**WORK REQUEST:** Every single entry must be restated word for word.

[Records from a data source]

====================

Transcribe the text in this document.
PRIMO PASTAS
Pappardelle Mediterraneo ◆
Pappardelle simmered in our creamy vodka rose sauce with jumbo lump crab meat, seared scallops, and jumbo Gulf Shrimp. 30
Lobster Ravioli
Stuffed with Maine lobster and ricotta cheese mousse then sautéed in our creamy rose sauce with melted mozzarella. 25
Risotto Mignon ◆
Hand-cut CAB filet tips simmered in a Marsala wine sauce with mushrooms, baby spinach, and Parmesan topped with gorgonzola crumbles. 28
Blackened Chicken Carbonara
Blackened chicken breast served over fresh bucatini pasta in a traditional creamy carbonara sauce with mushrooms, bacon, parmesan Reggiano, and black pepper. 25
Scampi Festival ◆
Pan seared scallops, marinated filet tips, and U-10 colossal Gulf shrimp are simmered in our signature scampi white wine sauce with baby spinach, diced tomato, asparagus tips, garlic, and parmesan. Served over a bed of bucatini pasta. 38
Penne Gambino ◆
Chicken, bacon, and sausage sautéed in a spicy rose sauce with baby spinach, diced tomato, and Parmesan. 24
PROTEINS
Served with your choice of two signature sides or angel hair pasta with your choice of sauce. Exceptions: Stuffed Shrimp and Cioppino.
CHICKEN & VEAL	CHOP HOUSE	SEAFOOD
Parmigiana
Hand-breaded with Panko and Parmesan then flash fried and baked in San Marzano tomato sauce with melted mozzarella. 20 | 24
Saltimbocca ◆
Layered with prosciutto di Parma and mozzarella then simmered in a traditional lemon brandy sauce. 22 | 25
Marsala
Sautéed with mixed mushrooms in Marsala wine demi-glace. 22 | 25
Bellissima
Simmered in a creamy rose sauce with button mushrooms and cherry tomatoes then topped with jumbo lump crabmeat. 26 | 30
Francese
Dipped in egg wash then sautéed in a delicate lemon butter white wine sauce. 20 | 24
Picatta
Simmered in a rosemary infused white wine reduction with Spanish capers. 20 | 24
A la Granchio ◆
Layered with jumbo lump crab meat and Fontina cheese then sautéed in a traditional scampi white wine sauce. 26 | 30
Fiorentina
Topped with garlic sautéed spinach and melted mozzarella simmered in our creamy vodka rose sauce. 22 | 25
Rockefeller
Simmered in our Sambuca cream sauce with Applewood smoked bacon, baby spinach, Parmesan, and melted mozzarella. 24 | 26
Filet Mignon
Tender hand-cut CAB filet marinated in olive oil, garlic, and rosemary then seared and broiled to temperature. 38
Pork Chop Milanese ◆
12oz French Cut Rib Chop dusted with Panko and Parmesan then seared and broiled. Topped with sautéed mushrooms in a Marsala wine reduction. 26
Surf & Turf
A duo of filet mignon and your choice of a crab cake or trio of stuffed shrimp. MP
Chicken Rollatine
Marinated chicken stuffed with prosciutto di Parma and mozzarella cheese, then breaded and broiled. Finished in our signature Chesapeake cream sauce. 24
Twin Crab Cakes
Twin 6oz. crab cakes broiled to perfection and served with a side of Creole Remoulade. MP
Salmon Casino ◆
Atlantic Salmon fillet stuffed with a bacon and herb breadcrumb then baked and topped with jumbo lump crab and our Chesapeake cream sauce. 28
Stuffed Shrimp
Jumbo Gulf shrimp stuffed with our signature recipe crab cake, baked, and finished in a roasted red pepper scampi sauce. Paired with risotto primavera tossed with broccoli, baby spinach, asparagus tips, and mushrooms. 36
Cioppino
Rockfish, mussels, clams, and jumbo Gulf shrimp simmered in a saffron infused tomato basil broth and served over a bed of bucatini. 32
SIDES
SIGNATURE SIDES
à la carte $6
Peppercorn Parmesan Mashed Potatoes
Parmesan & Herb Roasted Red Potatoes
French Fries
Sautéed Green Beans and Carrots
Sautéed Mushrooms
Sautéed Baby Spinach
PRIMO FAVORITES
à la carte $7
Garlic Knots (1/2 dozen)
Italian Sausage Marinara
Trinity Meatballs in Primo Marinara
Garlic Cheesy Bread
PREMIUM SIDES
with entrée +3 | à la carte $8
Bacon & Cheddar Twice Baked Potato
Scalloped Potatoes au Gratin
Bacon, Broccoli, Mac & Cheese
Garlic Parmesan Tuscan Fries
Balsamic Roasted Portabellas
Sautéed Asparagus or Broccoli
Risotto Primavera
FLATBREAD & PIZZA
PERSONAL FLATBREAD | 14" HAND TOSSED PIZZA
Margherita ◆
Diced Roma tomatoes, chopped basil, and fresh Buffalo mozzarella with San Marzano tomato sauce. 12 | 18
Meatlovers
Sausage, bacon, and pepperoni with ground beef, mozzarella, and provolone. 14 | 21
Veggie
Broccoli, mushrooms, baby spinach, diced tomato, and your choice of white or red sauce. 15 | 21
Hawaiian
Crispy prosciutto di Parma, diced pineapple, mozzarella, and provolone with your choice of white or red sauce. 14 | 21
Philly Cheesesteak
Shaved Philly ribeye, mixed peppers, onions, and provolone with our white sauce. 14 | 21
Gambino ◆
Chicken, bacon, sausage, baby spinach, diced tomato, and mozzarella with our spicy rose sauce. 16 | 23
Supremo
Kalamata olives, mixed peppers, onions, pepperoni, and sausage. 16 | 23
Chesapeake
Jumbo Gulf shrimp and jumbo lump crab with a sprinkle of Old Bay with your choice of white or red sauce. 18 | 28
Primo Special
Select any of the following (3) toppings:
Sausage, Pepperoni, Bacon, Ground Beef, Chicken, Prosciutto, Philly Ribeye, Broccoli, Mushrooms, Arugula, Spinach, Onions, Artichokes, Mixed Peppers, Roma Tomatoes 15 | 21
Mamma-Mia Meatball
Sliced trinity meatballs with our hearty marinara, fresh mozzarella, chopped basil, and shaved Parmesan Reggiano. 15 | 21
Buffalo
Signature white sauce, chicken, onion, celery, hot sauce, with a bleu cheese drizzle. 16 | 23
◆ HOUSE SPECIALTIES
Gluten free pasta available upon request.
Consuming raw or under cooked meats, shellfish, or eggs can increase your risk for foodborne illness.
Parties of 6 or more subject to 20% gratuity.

====================

**RESPONSE BELOW:**
Transcribe the text in this document.
PRIMO PASTAS
Pappardelle Mediterraneo ◆
Pappardelle simmered in our creamy vodka rose sauce with jumbo lump crab meat, seared scallops, and jumbo Gulf Shrimp. 30
Lobster Ravioli
Stuffed with Maine lobster and ricotta cheese mousse then sautéed in our creamy rose sauce with melted mozzarella. 25
Risotto Mignon ◆
Hand-cut CAB filet tips simmered in a Marsala wine sauce with mushrooms, baby spinach, and Parmesan topped with gorgonzola crumbles. 28
Blackened Chicken Carbonara
Blackened chicken breast served over fresh bucatini pasta in a traditional creamy carbonara sauce with mushrooms, bacon, parmesan Reggiano, and black pepper. 25
Scampi Festival ◆
Pan seared scallops, marinated filet tips, and U-10 colossal Gulf shrimp are simmered in our signature scampi white wine sauce with baby spinach, diced tomato, asparagus tips, garlic, and parmesan. Served over a bed of bucatini pasta. 38
Penne Gambino ◆
Chicken, bacon, and sausage sautéed in a spicy rose sauce with baby spinach, diced tomato, and Parmesan. 24
PROTEINS
Served with your choice of two signature sides or angel hair pasta with your choice of sauce. Exceptions: Stuffed Shrimp and Cioppino.
CHICKEN & VEAL	CHOP HOUSE	SEAFOOD
Parmigiana
Hand-breaded with Panko and Parmesan then flash fried and baked in San Marzano tomato sauce with melted mozzarella. 20 | 24
Saltimbocca ◆
Layered with prosciutto di Parma and mozzarella then simmered in a traditional lemon brandy sauce. 22 | 25
Marsala
Sautéed with mixed mushrooms in Marsala wine demi-glace. 22 | 25
Bellissima
Simmered in a creamy rose sauce with button mushrooms and cherry tomatoes then topped with jumbo lump crabmeat. 26 | 30
Francese
Dipped in egg wash then sautéed in a delicate lemon butter white wine sauce. 20 | 24
Picatta
Simmered in a rosemary infused white wine reduction with Spanish capers. 20 | 24
A la Granchio ◆
Layered with jumbo lump crab meat and Fontina cheese then sautéed in a traditional scampi white wine sauce. 26 | 30
Fiorentina
Topped with garlic sautéed spinach and melted mozzarella simmered in our creamy vodka rose sauce. 22 | 25
Rockefeller
Simmered in our Sambuca cream sauce with Applewood smoked bacon, baby spinach, Parmesan, and melted mozzarella. 24 | 26
Filet Mignon
Tender hand-cut CAB filet marinated in olive oil, garlic, and rosemary then seared and broiled to temperature. 38
Pork Chop Milanese ◆
12oz French Cut Rib Chop dusted with Panko and Parmesan then seared and broiled. Topped with sautéed mushrooms in a Marsala wine reduction. 26
Surf & Turf
A duo of filet mignon and your choice of a crab cake or trio of stuffed shrimp. MP
Chicken Rollatine
Marinated chicken stuffed with prosciutto di Parma and mozzarella cheese, then breaded and broiled. Finished in our signature Chesapeake cream sauce. 24
Twin Crab Cakes
Twin 6oz. crab cakes broiled to perfection and served with a side of Creole Remoulade. MP
Salmon Casino ◆
Atlantic Salmon fillet stuffed with a bacon and herb breadcrumb then baked and topped with jumbo lump crab and our Chesapeake cream sauce. 28
Stuffed Shrimp
Jumbo Gulf shrimp stuffed with our signature recipe crab cake, baked, and finished in a roasted red pepper scampi sauce. Paired with risotto primavera tossed with broccoli, baby spinach, asparagus tips, and mushrooms. 36
Cioppino
Rockfish, mussels, clams, and jumbo Gulf shrimp simmered in a saffron infused tomato basil broth and served over a bed of bucatini. 32
SIDES
SIGNATURE SIDES
à la carte $6
Peppercorn Parmesan Mashed Potatoes
Parmesan & Herb Roasted Red Potatoes
French Fries
Sautéed Green Beans and Carrots
Sautéed Mushrooms
Sautéed Baby Spinach
PRIMO FAVORITES
à la carte $7
Garlic Knots (1/2 dozen)
Italian Sausage Marinara
Trinity Meatballs in Primo Marinara
Garlic Cheesy Bread
PREMIUM SIDES
with entrée +3 | à la carte $8
Bacon & Cheddar Twice Baked Potato
Scalloped Potatoes au Gratin
Bacon, Broccoli, Mac & Cheese
Garlic Parmesan Tuscan Fries
Balsamic Roasted Portabellas
Sautéed Asparagus or Broccoli
Risotto Primavera
FLATBREAD & PIZZA
PERSONAL FLATBREAD | 14" HAND TOSSED PIZZA
Margherita ◆
Diced Roma tomatoes, chopped basil, and fresh Buffalo mozzarella with San Marzano tomato sauce. 12 | 18
Meatlovers
Sausage, bacon, and pepperoni with ground beef, mozzarella, and provolone. 14 | 21
Veggie
Broccoli, mushrooms, baby spinach, diced tomato, and your choice of white or red sauce. 15 | 21
Hawaiian
Crispy prosciutto di Parma, diced pineapple, mozzarella, and provolone with your choice of white or red sauce. 14 | 21
Philly Cheesesteak
Shaved Philly ribeye, mixed peppers, onions, and provolone with our white sauce. 14 | 21
Gambino ◆
Chicken, bacon, sausage, baby spinach, diced tomato, and mozzarella with our spicy rose sauce. 16 | 23
Supremo
Kalamata olives, mixed peppers, onions, pepperoni, and sausage. 16 | 23
Chesapeake
Jumbo Gulf shrimp and jumbo lump crab with a sprinkle of Old Bay with your choice of white or red sauce. 18 | 28
Primo Special
Select any of the following (3) toppings:
Sausage, Pepperoni, Bacon, Ground Beef, Chicken, Prosciutto, Philly Ribeye, Broccoli, Mushrooms, Arugula, Spinach, Onions, Artichokes, Mixed Peppers, Roma Tomatoes 15 | 21
Mamma-Mia Meatball
Sliced trinity meatballs with our hearty marinara, fresh mozzarella, chopped basil, and shaved Parmesan Reggiano. 15 | 21
Buffalo
Signature white sauce, chicken, onion, celery, hot sauce, with a bleu cheese drizzle. 16 | 23
◆ HOUSE SPECIALTIES
Gluten free pasta available upon request.
Consuming raw or under cooked meats, shellfish, or eggs can increase your risk for foodborne illness.
Parties of 6 or more subject to 20% gratuity.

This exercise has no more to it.